- Rows
################

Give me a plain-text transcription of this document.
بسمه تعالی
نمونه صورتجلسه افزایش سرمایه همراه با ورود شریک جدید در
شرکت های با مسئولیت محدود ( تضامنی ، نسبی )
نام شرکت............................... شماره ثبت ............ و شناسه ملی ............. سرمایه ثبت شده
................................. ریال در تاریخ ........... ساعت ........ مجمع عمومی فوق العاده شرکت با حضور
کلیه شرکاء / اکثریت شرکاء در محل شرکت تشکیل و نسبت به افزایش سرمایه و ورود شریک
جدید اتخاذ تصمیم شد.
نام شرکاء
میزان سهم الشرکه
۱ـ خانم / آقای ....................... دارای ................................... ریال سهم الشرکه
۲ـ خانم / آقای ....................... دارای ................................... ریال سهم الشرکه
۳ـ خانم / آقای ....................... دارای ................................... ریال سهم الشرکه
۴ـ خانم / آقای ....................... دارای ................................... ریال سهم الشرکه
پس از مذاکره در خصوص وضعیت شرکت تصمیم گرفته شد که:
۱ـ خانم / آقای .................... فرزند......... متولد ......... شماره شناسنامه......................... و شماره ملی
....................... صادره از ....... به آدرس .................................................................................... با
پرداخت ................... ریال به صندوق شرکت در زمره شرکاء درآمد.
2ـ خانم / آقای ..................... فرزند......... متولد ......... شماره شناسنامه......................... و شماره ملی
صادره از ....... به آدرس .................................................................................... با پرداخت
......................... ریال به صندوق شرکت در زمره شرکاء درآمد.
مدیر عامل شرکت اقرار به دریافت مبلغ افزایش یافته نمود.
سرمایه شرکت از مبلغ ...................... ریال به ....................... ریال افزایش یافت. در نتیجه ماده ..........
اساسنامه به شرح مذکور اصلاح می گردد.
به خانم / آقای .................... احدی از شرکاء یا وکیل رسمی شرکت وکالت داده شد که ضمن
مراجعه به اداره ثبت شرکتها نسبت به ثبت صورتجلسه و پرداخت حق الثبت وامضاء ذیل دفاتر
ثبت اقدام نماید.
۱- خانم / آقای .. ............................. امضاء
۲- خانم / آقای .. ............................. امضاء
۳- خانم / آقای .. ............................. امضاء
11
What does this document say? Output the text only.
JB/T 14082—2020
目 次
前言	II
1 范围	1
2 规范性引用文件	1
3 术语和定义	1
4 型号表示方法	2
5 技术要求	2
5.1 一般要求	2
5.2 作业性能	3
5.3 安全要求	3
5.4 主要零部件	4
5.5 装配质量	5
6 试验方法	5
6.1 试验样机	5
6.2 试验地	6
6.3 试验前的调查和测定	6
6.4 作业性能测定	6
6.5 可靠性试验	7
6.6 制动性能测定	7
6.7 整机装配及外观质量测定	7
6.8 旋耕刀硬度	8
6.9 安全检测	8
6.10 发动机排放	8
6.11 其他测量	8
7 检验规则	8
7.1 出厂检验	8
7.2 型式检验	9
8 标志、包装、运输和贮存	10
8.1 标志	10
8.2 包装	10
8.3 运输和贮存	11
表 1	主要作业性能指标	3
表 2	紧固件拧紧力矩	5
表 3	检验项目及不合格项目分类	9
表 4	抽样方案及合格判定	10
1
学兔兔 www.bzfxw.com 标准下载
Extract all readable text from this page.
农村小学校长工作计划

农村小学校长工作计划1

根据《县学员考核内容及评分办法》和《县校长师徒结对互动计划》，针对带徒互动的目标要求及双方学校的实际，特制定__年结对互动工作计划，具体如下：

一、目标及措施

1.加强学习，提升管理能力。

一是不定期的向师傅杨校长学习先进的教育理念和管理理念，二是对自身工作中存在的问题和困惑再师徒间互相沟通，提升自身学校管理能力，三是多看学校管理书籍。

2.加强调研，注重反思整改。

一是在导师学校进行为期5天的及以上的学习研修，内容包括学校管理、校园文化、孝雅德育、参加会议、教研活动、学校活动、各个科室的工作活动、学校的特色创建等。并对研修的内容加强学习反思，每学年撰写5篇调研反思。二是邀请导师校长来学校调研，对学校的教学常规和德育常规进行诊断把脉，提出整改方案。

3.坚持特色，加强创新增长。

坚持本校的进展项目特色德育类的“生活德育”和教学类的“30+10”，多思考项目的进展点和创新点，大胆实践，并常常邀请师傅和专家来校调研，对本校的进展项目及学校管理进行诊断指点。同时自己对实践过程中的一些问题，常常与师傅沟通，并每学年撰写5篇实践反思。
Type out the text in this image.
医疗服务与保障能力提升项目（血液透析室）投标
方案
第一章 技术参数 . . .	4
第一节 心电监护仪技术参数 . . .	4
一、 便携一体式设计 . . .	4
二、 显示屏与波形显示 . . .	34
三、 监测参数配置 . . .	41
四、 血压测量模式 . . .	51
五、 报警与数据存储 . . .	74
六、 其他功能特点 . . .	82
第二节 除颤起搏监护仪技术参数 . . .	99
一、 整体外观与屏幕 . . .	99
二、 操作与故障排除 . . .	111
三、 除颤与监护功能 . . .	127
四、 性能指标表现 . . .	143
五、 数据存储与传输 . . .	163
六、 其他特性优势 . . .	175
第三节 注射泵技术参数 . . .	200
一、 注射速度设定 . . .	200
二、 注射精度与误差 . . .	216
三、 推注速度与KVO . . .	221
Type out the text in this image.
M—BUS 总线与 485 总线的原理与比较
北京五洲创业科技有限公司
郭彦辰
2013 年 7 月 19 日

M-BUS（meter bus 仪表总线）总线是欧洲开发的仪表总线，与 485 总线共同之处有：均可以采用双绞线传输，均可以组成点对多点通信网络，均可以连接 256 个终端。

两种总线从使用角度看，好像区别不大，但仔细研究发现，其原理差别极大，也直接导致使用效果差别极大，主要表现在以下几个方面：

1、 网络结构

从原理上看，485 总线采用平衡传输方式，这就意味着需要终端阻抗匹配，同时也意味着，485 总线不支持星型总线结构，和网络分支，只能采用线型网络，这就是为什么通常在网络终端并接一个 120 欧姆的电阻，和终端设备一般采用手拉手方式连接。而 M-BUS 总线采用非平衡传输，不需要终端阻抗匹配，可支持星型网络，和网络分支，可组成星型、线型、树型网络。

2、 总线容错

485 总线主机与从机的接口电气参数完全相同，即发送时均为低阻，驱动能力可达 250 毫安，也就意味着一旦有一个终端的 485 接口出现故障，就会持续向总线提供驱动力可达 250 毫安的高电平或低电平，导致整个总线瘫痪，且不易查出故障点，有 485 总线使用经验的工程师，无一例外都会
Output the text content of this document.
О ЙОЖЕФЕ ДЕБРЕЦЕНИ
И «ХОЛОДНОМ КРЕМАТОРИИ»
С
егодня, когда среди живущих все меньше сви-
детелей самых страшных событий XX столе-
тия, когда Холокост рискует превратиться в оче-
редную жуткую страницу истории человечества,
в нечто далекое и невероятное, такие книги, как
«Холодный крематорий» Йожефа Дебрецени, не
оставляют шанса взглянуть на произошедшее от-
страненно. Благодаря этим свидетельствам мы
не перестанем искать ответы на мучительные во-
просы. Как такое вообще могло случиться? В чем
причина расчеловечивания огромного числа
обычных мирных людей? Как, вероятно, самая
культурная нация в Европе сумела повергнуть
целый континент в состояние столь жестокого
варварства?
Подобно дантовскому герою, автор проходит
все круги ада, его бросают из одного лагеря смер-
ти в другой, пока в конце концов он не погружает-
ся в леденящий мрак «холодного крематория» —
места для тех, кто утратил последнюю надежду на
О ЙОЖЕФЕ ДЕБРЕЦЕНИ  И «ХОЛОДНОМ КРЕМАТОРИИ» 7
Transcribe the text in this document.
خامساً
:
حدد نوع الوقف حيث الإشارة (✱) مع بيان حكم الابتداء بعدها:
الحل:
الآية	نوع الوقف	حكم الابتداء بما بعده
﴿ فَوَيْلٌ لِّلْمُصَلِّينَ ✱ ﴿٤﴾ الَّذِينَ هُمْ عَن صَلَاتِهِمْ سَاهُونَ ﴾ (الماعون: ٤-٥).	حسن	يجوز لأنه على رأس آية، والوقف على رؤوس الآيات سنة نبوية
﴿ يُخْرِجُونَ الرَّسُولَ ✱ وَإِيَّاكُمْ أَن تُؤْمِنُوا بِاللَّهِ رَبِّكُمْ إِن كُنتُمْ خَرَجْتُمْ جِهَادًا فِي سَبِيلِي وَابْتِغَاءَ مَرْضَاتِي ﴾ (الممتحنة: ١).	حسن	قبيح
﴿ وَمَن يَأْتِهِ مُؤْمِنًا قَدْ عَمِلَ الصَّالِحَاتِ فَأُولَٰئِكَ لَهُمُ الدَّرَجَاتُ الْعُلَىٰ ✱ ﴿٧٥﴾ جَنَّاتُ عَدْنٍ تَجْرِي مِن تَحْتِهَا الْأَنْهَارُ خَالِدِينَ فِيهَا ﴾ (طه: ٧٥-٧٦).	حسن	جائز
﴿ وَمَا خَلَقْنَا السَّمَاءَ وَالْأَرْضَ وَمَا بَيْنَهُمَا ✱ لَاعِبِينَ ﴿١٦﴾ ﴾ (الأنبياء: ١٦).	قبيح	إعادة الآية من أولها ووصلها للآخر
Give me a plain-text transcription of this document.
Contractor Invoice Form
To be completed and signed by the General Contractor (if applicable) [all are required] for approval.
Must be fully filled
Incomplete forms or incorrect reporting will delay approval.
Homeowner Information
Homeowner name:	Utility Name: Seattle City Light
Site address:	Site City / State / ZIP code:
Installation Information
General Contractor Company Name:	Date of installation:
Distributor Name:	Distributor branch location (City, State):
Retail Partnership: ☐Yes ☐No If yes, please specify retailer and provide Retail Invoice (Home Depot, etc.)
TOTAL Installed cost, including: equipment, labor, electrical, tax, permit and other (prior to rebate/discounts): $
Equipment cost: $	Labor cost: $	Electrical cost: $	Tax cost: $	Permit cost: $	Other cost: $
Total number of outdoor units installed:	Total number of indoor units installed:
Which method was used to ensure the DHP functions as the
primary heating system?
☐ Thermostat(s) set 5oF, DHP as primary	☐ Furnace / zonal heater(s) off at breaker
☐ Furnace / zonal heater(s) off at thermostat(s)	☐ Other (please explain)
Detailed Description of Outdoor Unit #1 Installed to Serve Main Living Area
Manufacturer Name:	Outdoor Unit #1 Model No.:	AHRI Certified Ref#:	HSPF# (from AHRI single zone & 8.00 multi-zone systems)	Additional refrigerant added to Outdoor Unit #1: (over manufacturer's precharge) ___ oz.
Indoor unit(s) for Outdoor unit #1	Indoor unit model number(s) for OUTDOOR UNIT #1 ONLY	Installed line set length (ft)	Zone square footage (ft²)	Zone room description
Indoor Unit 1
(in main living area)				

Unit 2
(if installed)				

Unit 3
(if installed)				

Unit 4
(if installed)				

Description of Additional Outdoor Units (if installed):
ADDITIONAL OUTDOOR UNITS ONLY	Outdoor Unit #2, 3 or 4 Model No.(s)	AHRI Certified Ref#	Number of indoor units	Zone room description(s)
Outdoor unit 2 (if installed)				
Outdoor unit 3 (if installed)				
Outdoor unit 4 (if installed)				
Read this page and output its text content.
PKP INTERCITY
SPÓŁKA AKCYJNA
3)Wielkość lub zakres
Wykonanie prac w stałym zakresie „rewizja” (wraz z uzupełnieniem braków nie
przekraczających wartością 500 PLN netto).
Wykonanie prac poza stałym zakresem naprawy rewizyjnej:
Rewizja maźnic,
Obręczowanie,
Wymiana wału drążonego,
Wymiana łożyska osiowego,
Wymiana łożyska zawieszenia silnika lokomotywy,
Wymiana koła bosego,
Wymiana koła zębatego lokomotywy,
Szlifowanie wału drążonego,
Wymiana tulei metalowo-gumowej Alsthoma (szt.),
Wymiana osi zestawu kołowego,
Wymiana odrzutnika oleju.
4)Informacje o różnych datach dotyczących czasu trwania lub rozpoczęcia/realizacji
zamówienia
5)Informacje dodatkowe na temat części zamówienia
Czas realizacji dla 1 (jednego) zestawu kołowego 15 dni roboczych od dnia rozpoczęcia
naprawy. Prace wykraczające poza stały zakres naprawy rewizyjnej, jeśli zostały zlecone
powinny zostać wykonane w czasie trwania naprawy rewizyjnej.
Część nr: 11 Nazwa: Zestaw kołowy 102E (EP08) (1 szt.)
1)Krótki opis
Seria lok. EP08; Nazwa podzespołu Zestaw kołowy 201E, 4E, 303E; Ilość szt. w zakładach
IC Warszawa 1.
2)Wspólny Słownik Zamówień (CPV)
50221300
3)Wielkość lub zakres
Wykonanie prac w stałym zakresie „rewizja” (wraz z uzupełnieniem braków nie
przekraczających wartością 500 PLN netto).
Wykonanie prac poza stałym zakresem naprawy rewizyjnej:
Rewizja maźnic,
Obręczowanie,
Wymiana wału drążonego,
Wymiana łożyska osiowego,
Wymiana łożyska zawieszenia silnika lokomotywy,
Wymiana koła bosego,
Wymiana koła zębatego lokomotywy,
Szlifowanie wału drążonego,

################

- Written instruction
Count the lines above that contain the word "الآية", and reply with only that number.

- Result of the task
2